* **REQUEST**
The listing below should be copied in full, word for word.
## START
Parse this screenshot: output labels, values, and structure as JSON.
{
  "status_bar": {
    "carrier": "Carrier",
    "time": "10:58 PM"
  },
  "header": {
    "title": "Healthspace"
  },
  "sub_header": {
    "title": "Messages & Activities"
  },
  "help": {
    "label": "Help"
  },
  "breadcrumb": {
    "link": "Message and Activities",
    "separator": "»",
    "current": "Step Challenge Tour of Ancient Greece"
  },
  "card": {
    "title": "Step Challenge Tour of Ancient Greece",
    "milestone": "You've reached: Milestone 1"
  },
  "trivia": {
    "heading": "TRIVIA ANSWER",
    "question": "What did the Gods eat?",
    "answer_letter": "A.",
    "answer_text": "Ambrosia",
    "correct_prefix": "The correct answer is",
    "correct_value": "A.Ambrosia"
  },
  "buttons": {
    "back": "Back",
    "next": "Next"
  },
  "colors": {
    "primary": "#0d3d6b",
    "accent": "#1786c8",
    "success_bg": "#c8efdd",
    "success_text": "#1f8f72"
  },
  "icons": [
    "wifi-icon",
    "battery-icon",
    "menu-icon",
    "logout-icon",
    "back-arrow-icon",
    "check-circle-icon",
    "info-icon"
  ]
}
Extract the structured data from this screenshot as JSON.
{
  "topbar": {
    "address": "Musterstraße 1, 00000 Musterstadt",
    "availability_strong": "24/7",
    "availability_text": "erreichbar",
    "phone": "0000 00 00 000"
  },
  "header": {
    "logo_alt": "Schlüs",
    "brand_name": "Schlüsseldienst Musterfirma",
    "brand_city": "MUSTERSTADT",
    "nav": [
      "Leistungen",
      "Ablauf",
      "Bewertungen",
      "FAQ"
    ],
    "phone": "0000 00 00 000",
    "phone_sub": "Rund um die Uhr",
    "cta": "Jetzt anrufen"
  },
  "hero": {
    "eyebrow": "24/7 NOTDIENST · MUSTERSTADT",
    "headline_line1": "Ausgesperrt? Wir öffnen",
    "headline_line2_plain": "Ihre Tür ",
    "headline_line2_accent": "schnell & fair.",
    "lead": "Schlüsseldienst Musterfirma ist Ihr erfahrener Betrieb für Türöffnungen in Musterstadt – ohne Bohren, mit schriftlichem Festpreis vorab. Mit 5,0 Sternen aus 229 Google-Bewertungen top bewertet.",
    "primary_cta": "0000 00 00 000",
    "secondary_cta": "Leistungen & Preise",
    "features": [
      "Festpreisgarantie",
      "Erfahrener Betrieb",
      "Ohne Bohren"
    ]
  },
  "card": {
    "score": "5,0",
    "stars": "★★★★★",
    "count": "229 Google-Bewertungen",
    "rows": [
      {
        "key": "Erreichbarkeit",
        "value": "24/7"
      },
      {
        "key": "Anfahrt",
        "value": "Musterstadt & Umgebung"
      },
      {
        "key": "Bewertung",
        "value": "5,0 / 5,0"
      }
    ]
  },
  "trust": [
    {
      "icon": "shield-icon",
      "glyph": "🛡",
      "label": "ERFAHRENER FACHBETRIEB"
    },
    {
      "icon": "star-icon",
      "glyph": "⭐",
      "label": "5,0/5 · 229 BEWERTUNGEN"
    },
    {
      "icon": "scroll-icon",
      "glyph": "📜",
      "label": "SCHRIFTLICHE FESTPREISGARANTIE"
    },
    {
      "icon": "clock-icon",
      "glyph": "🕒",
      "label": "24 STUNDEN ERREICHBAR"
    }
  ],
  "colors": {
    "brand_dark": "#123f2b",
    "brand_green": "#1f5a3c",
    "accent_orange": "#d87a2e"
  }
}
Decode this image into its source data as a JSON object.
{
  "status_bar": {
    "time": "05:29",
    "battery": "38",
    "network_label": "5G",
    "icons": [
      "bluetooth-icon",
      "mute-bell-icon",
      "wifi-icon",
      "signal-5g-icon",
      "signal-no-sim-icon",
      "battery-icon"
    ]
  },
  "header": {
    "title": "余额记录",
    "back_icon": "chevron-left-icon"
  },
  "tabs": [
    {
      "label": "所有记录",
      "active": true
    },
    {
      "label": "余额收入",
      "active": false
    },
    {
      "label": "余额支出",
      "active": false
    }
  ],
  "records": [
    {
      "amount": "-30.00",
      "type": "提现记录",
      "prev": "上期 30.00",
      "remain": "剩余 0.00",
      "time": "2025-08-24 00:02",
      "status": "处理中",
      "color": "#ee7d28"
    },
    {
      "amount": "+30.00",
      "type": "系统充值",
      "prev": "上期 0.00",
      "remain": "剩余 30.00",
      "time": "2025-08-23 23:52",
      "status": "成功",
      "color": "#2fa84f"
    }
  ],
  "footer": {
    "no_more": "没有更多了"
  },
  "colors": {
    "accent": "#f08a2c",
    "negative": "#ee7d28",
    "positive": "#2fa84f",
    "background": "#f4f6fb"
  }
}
## END
* **EXERCISE RESULT**
Parse this screenshot: output labels, values, and structure as JSON.
{
  "status_bar": {
    "carrier": "Carrier",
    "time": "10:58 PM"
  },
  "header": {
    "title": "Healthspace"
  },
  "sub_header": {
    "title": "Messages & Activities"
  },
  "help": {
    "label": "Help"
  },
  "breadcrumb": {
    "link": "Message and Activities",
    "separator": "»",
    "current": "Step Challenge Tour of Ancient Greece"
  },
  "card": {
    "title": "Step Challenge Tour of Ancient Greece",
    "milestone": "You've reached: Milestone 1"
  },
  "trivia": {
    "heading": "TRIVIA ANSWER",
    "question": "What did the Gods eat?",
    "answer_letter": "A.",
    "answer_text": "Ambrosia",
    "correct_prefix": "The correct answer is",
    "correct_value": "A.Ambrosia"
  },
  "buttons": {
    "back": "Back",
    "next": "Next"
  },
  "colors": {
    "primary": "#0d3d6b",
    "accent": "#1786c8",
    "success_bg": "#c8efdd",
    "success_text": "#1f8f72"
  },
  "icons": [
    "wifi-icon",
    "battery-icon",
    "menu-icon",
    "logout-icon",
    "back-arrow-icon",
    "check-circle-icon",
    "info-icon"
  ]
}
Extract the structured data from this screenshot as JSON.
{
  "topbar": {
    "address": "Musterstraße 1, 00000 Musterstadt",
    "availability_strong": "24/7",
    "availability_text": "erreichbar",
    "phone": "0000 00 00 000"
  },
  "header": {
    "logo_alt": "Schlüs",
    "brand_name": "Schlüsseldienst Musterfirma",
    "brand_city": "MUSTERSTADT",
    "nav": [
      "Leistungen",
      "Ablauf",
      "Bewertungen",
      "FAQ"
    ],
    "phone": "0000 00 00 000",
    "phone_sub": "Rund um die Uhr",
    "cta": "Jetzt anrufen"
  },
  "hero": {
    "eyebrow": "24/7 NOTDIENST · MUSTERSTADT",
    "headline_line1": "Ausgesperrt? Wir öffnen",
    "headline_line2_plain": "Ihre Tür ",
    "headline_line2_accent": "schnell & fair.",
    "lead": "Schlüsseldienst Musterfirma ist Ihr erfahrener Betrieb für Türöffnungen in Musterstadt – ohne Bohren, mit schriftlichem Festpreis vorab. Mit 5,0 Sternen aus 229 Google-Bewertungen top bewertet.",
    "primary_cta": "0000 00 00 000",
    "secondary_cta": "Leistungen & Preise",
    "features": [
      "Festpreisgarantie",
      "Erfahrener Betrieb",
      "Ohne Bohren"
    ]
  },
  "card": {
    "score": "5,0",
    "stars": "★★★★★",
    "count": "229 Google-Bewertungen",
    "rows": [
      {
        "key": "Erreichbarkeit",
        "value": "24/7"
      },
      {
        "key": "Anfahrt",
        "value": "Musterstadt & Umgebung"
      },
      {
        "key": "Bewertung",
        "value": "5,0 / 5,0"
      }
    ]
  },
  "trust": [
    {
      "icon": "shield-icon",
      "glyph": "🛡",
      "label": "ERFAHRENER FACHBETRIEB"
    },
    {
      "icon": "star-icon",
      "glyph": "⭐",
      "label": "5,0/5 · 229 BEWERTUNGEN"
    },
    {
      "icon": "scroll-icon",
      "glyph": "📜",
      "label": "SCHRIFTLICHE FESTPREISGARANTIE"
    },
    {
      "icon": "clock-icon",
      "glyph": "🕒",
      "label": "24 STUNDEN ERREICHBAR"
    }
  ],
  "colors": {
    "brand_dark": "#123f2b",
    "brand_green": "#1f5a3c",
    "accent_orange": "#d87a2e"
  }
}
Decode this image into its source data as a JSON object.
{
  "status_bar": {
    "time": "05:29",
    "battery": "38",
    "network_label": "5G",
    "icons": [
      "bluetooth-icon",
      "mute-bell-icon",
      "wifi-icon",
      "signal-5g-icon",
      "signal-no-sim-icon",
      "battery-icon"
    ]
  },
  "header": {
    "title": "余额记录",
    "back_icon": "chevron-left-icon"
  },
  "tabs": [
    {
      "label": "所有记录",
      "active": true
    },
    {
      "label": "余额收入",
      "active": false
    },
    {
      "label": "余额支出",
      "active": false
    }
  ],
  "records": [
    {
      "amount": "-30.00",
      "type": "提现记录",
      "prev": "上期 30.00",
      "remain": "剩余 0.00",
      "time": "2025-08-24 00:02",
      "status": "处理中",
      "color": "#ee7d28"
    },
    {
      "amount": "+30.00",
      "type": "系统充值",
      "prev": "上期 0.00",
      "remain": "剩余 30.00",
      "time": "2025-08-23 23:52",
      "status": "成功",
      "color": "#2fa84f"
    }
  ],
  "footer": {
    "no_more": "没有更多了"
  },
  "colors": {
    "accent": "#f08a2c",
    "negative": "#ee7d28",
    "positive": "#2fa84f",
    "background": "#f4f6fb"
  }
}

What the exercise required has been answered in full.